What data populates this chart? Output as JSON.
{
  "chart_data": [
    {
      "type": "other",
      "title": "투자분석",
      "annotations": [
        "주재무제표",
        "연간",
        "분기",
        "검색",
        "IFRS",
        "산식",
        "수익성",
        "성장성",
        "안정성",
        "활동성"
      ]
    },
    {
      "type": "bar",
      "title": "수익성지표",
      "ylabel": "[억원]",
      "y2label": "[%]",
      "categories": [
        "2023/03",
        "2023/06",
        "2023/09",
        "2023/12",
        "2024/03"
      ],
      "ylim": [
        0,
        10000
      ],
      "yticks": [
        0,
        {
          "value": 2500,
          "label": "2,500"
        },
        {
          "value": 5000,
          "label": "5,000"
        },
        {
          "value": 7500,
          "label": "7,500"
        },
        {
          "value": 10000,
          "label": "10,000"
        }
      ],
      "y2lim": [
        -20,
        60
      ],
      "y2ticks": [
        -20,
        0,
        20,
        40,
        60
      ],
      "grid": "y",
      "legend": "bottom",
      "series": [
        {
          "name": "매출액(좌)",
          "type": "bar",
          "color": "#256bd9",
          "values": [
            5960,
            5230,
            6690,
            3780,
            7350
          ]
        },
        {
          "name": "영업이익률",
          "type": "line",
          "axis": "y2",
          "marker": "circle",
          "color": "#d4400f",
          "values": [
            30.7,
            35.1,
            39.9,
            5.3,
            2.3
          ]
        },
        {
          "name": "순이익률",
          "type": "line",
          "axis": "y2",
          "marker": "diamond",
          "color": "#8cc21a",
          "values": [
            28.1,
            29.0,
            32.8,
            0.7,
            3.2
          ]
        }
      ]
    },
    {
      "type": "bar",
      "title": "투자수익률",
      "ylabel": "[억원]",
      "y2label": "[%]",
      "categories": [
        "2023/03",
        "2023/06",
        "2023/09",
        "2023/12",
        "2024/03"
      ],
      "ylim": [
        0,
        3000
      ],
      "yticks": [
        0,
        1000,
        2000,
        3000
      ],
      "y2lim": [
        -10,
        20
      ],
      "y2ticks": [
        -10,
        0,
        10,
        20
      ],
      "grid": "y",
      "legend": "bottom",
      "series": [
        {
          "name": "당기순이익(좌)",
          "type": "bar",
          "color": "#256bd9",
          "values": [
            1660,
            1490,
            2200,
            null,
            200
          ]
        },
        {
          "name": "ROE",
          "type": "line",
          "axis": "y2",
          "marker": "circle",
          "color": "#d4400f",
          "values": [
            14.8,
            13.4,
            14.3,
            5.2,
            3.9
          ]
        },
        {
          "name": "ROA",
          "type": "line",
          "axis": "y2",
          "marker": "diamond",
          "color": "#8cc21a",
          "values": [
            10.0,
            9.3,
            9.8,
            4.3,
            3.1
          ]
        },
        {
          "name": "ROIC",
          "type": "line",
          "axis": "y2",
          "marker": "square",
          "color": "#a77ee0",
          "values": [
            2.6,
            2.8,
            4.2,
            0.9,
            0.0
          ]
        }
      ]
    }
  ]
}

◆ **REQUIRED WORK**: Each line of the material must be restated exactly.

◆ **CORRECT RESPONSE**:
What data populates this chart? Output as JSON.
{
  "chart_data": [
    {
      "type": "other",
      "title": "투자분석",
      "annotations": [
        "주재무제표",
        "연간",
        "분기",
        "검색",
        "IFRS",
        "산식",
        "수익성",
        "성장성",
        "안정성",
        "활동성"
      ]
    },
    {
      "type": "bar",
      "title": "수익성지표",
      "ylabel": "[억원]",
      "y2label": "[%]",
      "categories": [
        "2023/03",
        "2023/06",
        "2023/09",
        "2023/12",
        "2024/03"
      ],
      "ylim": [
        0,
        10000
      ],
      "yticks": [
        0,
        {
          "value": 2500,
          "label": "2,500"
        },
        {
          "value": 5000,
          "label": "5,000"
        },
        {
          "value": 7500,
          "label": "7,500"
        },
        {
          "value": 10000,
          "label": "10,000"
        }
      ],
      "y2lim": [
        -20,
        60
      ],
      "y2ticks": [
        -20,
        0,
        20,
        40,
        60
      ],
      "grid": "y",
      "legend": "bottom",
      "series": [
        {
          "name": "매출액(좌)",
          "type": "bar",
          "color": "#256bd9",
          "values": [
            5960,
            5230,
            6690,
            3780,
            7350
          ]
        },
        {
          "name": "영업이익률",
          "type": "line",
          "axis": "y2",
          "marker": "circle",
          "color": "#d4400f",
          "values": [
            30.7,
            35.1,
            39.9,
            5.3,
            2.3
          ]
        },
        {
          "name": "순이익률",
          "type": "line",
          "axis": "y2",
          "marker": "diamond",
          "color": "#8cc21a",
          "values": [
            28.1,
            29.0,
            32.8,
            0.7,
            3.2
          ]
        }
      ]
    },
    {
      "type": "bar",
      "title": "투자수익률",
      "ylabel": "[억원]",
      "y2label": "[%]",
      "categories": [
        "2023/03",
        "2023/06",
        "2023/09",
        "2023/12",
        "2024/03"
      ],
      "ylim": [
        0,
        3000
      ],
      "yticks": [
        0,
        1000,
        2000,
        3000
      ],
      "y2lim": [
        -10,
        20
      ],
      "y2ticks": [
        -10,
        0,
        10,
        20
      ],
      "grid": "y",
      "legend": "bottom",
      "series": [
        {
          "name": "당기순이익(좌)",
          "type": "bar",
          "color": "#256bd9",
          "values": [
            1660,
            1490,
            2200,
            null,
            200
          ]
        },
        {
          "name": "ROE",
          "type": "line",
          "axis": "y2",
          "marker": "circle",
          "color": "#d4400f",
          "values": [
            14.8,
            13.4,
            14.3,
            5.2,
            3.9
          ]
        },
        {
          "name": "ROA",
          "type": "line",
          "axis": "y2",
          "marker": "diamond",
          "color": "#8cc21a",
          "values": [
            10.0,
            9.3,
            9.8,
            4.3,
            3.1
          ]
        },
        {
          "name": "ROIC",
          "type": "line",
          "axis": "y2",
          "marker": "square",
          "color": "#a77ee0",
          "values": [
            2.6,
            2.8,
            4.2,
            0.9,
            0.0
          ]
        }
      ]
    }
  ]
}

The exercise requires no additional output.